Texto seleccionado:
Las protagonistas de esta tragedia clásica son 50 mujeres que huyen de Egipto, rechazando a sus 50 maridos, que también son sus primos. No aceptaron en su día el compromiso, y prefieren morir a vivir esclavas de unos hombres a los que no aman. En consecuencia, deciden poner rumbo a su vieja patria, Grecia, con la esperanza de encontrar auxilio. Así, las Suplicantes se echan al mar acompañadas de su séquito y de Dánao, el padre. Saben que las siguen. Sus maridos exigen que éstas vuelvan: son sus pertenencias. Finalmente, las Danaides recalan en las cosas del Peloponeso y encuentran la protección del pueblo de Argos. Lógicamente el rey, Pelasgo, pide explicaciones. Cuando es informado por boca de éstas y escucha la petición de auxilio, sabe que se encuentra en una encrucijada: Si no asume la protección de esas mujeres exiliadas, parecerá impío ante los dioses. Y si decide defenderlas, conducirá a su pueblo a la guerra.
Sorprendentemente, Argos prefiere ir a la guerra a despreciar a los dioses. Encuentra en menor estima la muerte de muchos de sus hijos en una guerra que aparentemente no les concierne, que violar el sacrosanto deber de la hospitalidad. Es heroica esta decisión. Los argivos, por su piedad, gozarán de inmortal renombre en la historia. Pero también es una decisión anacrónica. Hoy ya no se valora la virtud ni la piedad. Occidente es un conjunto de naciones salvajes. Un amasijo de pueblos sin identidad. Una civilización entregada a la molicie, al ocio y la voracidad. Un revoltijo de idólatras. Un inmenso jardín donde se cultivan necios, que ya no entienden que «más fuerte que una torre es un altar».
Esquilo, por otra parte, no aprecia excesivamente el valor de la mujer. Como el extraño Sherlock Holmes, que tampoco es un profundo admirador de las féminas. Salvando las distancias, Sherlock y Esquilo coinciden en una cosa: el hombre y la mujer no son iguales. Ninguno aceptaría, por todo ello, la maligna ideología de género. El dramaturgo griego, sin ir más lejos, recuerda que la mujer no vale para la guerra. Históricamente la mujer no ha tenido valor ni fuerza par defenderse por sí misma. Cuando las cosas se ponen feas, viene a decir Esquilo, se revela lo que somos unos y otras. La guerra es un acontecimiento terrible, una cosa muy seria. Y el hombre y la mujer no representan papeles distintos en el teatro de la vida por condicionamientos culturales, sino por imposición de la naturaleza.
En cualquier caso el drama de fondo de Las Suplicantes es, como decía, el drama de los refugiados. Y, claro está, el compromiso moral al que obliga el dolor ajeno. La realidad compromete. Por eso, con estas gentes, o somos argivos, o somos bellacos que prefieren mirar para otra parte. La grandeza de autores como Esquilo radica antes que nada en su compromiso ético. Pero hoy los refugiados ya no son tales. Los criminales que gobiernan los países nos están dando gato por liebre. Y entre el trigo, ciertamente, se ha sembrado mucha cizaña; por no decir que lo que se ha sembrado ha sido cizaña y se ha disfrazado de trigo.
La voz del rey Pelasgo, dirigiéndose al heraldo egipcio, si retumba por algo, es por su pureza. Y las autoridades de hoy en día no son precisamente decentes:
«Ésta es la decisión que la ciudad ha tomado con el voto unánime del pueblo: jamás entregar, cediendo a violencia, a esta comitiva de mujeres. [...] No está escrito en tablillas, ni sellado en un rollo de papiro, sino que estás oyéndolo con toda claridad de una lengua que tiene libertad para hablar. ¡Quítate de mi vista cuando antes!».
La religiosidad de Esquilo es impresionante. En todas sus tragedias se enseña una verdad inapelable: «Es necesario obedecer a Dios antes que a los hombres».

Extractos de registros:
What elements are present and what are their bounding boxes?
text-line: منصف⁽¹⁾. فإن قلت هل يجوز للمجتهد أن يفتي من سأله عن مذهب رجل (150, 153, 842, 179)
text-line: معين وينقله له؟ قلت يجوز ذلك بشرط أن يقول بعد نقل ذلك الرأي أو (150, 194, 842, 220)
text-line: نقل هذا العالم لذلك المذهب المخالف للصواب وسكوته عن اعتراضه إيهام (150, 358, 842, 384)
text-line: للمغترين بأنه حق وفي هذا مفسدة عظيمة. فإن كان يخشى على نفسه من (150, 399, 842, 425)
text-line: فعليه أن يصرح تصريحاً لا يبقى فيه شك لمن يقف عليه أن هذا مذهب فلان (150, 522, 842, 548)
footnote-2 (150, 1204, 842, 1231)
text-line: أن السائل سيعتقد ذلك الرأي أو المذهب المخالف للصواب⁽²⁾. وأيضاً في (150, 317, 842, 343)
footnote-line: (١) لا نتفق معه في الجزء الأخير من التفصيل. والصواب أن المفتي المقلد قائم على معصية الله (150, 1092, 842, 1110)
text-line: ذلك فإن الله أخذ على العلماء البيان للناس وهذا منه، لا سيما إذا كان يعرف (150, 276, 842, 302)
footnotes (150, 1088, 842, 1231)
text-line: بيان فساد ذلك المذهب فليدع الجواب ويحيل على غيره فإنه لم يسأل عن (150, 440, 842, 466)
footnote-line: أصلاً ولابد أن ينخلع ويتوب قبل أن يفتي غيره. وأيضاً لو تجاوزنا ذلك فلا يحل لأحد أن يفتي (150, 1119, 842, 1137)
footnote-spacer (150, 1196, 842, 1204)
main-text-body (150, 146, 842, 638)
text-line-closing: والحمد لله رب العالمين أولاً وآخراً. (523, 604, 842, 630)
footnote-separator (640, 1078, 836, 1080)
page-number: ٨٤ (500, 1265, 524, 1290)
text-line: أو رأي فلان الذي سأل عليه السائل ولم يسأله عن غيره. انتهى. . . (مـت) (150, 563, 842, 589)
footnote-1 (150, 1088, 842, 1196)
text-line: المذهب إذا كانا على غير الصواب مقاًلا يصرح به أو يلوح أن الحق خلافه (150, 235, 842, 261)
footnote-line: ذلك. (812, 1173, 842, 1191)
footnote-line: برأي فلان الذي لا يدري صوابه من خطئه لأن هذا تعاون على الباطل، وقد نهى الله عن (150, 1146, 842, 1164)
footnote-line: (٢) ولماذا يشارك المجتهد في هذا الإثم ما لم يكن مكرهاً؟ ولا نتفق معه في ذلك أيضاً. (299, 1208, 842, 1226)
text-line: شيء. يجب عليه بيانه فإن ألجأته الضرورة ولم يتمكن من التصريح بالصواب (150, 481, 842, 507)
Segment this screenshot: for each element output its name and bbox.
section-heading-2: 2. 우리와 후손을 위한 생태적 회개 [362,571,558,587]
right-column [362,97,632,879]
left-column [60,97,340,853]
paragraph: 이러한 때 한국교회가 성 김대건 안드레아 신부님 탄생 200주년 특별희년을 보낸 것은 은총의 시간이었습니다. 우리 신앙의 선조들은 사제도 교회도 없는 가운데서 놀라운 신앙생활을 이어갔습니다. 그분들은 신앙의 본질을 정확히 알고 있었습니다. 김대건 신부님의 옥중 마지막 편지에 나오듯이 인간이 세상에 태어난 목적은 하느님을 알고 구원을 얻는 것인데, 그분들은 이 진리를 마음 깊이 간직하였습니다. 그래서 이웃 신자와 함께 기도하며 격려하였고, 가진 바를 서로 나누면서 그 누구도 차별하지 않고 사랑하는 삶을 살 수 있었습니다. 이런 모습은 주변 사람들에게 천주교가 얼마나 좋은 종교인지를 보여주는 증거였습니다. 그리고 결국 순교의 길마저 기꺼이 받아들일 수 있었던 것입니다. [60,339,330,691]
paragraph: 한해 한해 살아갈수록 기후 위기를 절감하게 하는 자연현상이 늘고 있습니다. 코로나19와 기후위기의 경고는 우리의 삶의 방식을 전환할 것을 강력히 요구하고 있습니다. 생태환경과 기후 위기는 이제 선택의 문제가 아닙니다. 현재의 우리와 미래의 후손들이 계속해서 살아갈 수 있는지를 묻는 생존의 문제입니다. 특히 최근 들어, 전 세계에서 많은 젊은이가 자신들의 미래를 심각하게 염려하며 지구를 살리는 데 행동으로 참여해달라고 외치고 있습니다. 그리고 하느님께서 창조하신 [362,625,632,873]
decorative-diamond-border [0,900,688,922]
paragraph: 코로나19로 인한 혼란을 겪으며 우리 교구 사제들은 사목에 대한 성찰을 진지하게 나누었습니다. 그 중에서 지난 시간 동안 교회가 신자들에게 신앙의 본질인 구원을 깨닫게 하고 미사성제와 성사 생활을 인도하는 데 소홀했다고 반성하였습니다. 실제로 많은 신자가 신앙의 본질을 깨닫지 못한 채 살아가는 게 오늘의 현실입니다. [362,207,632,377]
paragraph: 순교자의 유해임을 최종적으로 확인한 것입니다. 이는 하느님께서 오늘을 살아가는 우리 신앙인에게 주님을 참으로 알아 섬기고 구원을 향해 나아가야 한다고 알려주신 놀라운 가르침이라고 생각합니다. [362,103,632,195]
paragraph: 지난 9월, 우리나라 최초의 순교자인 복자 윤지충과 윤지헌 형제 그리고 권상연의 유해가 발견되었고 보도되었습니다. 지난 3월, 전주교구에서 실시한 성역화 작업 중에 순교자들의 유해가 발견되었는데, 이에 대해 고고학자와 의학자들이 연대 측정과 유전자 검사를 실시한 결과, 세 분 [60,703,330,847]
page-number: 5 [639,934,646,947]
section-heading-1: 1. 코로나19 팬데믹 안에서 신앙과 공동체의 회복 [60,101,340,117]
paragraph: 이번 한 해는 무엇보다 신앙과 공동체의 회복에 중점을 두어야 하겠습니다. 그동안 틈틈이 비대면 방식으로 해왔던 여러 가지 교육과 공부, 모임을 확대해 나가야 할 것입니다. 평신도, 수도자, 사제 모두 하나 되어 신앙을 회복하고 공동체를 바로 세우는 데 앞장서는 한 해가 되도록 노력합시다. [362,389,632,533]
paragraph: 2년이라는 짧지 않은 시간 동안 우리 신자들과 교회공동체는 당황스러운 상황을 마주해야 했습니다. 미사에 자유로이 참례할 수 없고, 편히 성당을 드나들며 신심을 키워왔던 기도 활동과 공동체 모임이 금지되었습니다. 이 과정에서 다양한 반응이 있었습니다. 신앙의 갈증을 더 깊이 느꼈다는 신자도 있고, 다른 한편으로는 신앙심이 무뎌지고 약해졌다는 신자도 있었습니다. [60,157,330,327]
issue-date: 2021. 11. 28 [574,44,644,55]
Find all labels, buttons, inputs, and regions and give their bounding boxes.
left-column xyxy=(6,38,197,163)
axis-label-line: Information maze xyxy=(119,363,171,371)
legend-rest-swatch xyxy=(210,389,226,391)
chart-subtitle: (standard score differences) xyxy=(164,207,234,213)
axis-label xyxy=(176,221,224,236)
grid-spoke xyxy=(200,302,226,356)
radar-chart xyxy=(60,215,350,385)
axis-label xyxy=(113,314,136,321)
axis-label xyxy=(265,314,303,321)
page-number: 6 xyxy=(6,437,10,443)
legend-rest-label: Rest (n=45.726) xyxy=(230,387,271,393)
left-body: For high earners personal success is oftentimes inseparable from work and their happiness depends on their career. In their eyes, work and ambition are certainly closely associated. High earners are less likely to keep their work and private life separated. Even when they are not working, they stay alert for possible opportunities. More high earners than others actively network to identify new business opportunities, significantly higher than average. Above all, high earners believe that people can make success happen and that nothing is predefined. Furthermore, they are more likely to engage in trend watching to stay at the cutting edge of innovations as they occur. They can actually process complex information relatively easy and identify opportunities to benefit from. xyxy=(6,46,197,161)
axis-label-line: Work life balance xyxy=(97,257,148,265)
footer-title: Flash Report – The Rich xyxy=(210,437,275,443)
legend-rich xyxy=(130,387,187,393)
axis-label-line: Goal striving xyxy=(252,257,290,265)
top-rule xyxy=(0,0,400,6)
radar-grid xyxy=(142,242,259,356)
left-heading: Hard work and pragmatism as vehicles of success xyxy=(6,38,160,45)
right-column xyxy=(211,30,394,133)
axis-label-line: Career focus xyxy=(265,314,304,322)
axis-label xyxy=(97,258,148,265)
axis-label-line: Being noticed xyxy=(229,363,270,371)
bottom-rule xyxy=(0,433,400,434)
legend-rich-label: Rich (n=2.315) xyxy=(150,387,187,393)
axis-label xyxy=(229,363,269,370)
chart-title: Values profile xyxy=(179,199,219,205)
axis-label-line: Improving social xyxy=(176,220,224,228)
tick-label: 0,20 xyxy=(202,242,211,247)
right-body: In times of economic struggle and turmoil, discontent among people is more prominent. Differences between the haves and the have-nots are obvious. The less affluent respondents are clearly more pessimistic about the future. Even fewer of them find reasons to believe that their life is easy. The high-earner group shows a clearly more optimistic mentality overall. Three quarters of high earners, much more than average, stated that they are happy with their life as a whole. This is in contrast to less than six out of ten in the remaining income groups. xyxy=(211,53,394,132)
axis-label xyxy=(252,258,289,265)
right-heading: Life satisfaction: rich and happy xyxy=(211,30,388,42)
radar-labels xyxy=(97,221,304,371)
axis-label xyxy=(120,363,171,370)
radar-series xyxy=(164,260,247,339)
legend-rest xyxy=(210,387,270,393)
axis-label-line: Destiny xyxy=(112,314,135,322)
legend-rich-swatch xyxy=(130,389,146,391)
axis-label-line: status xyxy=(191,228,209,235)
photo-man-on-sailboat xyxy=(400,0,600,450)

Qué harás:
a) Traduce al inglés, por favor, esta oración del texto sobre Las Suplicantes: «Así, las Suplicantes se echan al mar acompañadas de su séquito y de Dánao, el padre.»
b) Responde estas preguntas con datos del texto sobre Las Suplicantes:
(i) ¿De qué país huyen las cincuenta mujeres?
(ii) ¿Cómo se llama el rey de Argos?
(iii) ¿A quién se dirige la voz del rey en el pasaje citado?

Respuestas por tarea:
a) Thus, the Suppliants put out to sea accompanied by their retinue and by Danaus, their father.

b)
(i) De Egipto.
(ii) Pelasgo.
(iii) Al heraldo egipcio.